TASK STATEMENT:
Look through the data below. Collect every line where the word "JSON" occurs.

RAW DATA:
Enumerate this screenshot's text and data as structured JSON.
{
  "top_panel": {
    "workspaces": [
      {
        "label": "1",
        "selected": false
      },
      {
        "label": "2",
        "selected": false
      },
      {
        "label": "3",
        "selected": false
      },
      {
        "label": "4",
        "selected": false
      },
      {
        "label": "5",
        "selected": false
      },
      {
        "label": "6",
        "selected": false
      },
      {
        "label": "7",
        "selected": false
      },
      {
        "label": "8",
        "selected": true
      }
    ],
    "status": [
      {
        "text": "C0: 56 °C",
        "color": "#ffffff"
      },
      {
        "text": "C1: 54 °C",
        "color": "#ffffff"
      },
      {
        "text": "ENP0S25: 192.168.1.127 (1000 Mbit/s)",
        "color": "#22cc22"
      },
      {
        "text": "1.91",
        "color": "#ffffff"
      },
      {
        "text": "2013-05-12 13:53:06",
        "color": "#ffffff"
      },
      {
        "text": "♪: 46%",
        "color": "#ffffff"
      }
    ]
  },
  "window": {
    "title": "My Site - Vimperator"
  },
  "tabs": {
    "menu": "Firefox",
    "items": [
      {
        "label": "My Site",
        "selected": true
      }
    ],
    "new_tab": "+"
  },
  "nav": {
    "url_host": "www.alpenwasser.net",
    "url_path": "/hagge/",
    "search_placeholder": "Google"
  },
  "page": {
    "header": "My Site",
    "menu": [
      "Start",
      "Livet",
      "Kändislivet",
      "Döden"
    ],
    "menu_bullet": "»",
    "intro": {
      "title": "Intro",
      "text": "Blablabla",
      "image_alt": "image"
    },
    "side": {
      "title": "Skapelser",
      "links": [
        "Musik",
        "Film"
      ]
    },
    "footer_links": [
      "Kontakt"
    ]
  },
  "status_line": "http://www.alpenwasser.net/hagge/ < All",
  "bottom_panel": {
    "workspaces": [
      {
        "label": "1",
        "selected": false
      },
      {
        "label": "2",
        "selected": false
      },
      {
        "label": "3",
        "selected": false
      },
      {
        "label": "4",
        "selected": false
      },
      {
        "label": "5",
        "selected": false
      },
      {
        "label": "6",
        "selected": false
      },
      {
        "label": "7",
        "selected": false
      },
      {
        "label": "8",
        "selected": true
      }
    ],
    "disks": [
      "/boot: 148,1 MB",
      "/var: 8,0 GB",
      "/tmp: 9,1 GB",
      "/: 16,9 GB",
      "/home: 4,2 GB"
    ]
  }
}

--

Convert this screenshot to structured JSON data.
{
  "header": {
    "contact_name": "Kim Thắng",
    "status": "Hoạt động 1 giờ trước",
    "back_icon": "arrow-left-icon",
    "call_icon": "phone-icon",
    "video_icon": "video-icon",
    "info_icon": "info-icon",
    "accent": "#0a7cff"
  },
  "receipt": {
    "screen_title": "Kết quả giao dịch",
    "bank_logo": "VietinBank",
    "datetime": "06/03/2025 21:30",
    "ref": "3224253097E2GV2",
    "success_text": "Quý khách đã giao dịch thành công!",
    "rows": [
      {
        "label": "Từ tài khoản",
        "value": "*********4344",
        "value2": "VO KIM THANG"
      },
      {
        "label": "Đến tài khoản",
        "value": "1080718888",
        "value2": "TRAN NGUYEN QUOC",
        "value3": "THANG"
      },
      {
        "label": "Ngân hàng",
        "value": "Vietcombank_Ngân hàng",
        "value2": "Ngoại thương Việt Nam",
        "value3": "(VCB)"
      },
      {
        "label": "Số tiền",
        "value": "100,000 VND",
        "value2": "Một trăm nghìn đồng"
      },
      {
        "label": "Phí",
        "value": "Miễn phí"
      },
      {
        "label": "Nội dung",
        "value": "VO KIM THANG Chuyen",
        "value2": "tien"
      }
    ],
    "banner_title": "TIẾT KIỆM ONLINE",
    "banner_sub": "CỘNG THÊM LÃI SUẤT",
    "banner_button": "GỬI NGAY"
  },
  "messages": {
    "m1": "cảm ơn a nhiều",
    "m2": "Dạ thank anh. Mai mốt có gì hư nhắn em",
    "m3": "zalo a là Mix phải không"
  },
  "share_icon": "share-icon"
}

WRITTEN RESPONSE:
Enumerate this screenshot's text and data as structured JSON.
Convert this screenshot to structured JSON data.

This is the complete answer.